--- Start of Excerpted records ---

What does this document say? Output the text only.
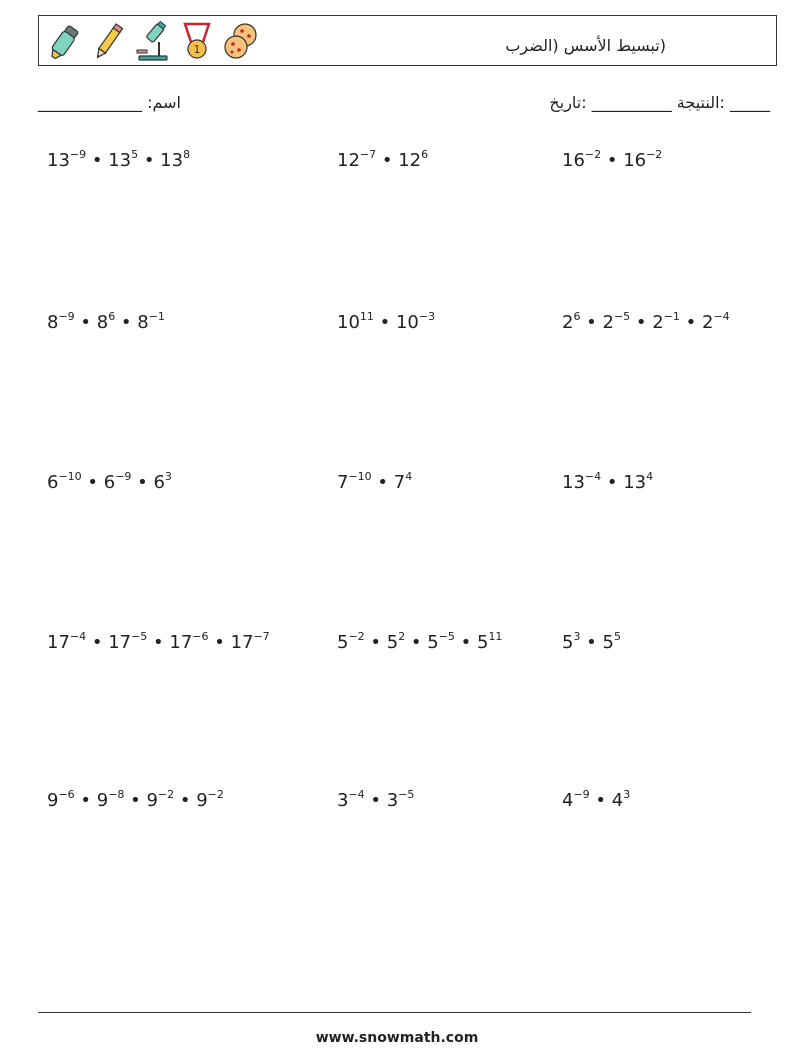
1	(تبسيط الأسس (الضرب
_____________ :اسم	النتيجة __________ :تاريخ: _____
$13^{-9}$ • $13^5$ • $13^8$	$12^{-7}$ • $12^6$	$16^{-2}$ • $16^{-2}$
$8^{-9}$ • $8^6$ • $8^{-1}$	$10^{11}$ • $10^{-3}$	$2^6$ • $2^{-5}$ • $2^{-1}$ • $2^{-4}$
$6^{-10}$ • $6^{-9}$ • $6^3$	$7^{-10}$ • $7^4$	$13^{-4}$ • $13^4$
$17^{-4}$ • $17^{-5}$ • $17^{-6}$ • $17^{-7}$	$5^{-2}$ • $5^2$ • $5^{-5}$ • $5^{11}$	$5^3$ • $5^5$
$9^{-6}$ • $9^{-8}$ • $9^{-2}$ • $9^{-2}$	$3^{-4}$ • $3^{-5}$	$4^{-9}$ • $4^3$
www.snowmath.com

--- End of Excerpted records ---

→ Required task
Repeat the data above exactly, but not the pictures.

→ Response
What does this document say? Output the text only.
1	(تبسيط الأسس (الضرب
_____________ :اسم	النتيجة __________ :تاريخ: _____
$13^{-9}$ • $13^5$ • $13^8$	$12^{-7}$ • $12^6$	$16^{-2}$ • $16^{-2}$
$8^{-9}$ • $8^6$ • $8^{-1}$	$10^{11}$ • $10^{-3}$	$2^6$ • $2^{-5}$ • $2^{-1}$ • $2^{-4}$
$6^{-10}$ • $6^{-9}$ • $6^3$	$7^{-10}$ • $7^4$	$13^{-4}$ • $13^4$
$17^{-4}$ • $17^{-5}$ • $17^{-6}$ • $17^{-7}$	$5^{-2}$ • $5^2$ • $5^{-5}$ • $5^{11}$	$5^3$ • $5^5$
$9^{-6}$ • $9^{-8}$ • $9^{-2}$ • $9^{-2}$	$3^{-4}$ • $3^{-5}$	$4^{-9}$ • $4^3$
www.snowmath.com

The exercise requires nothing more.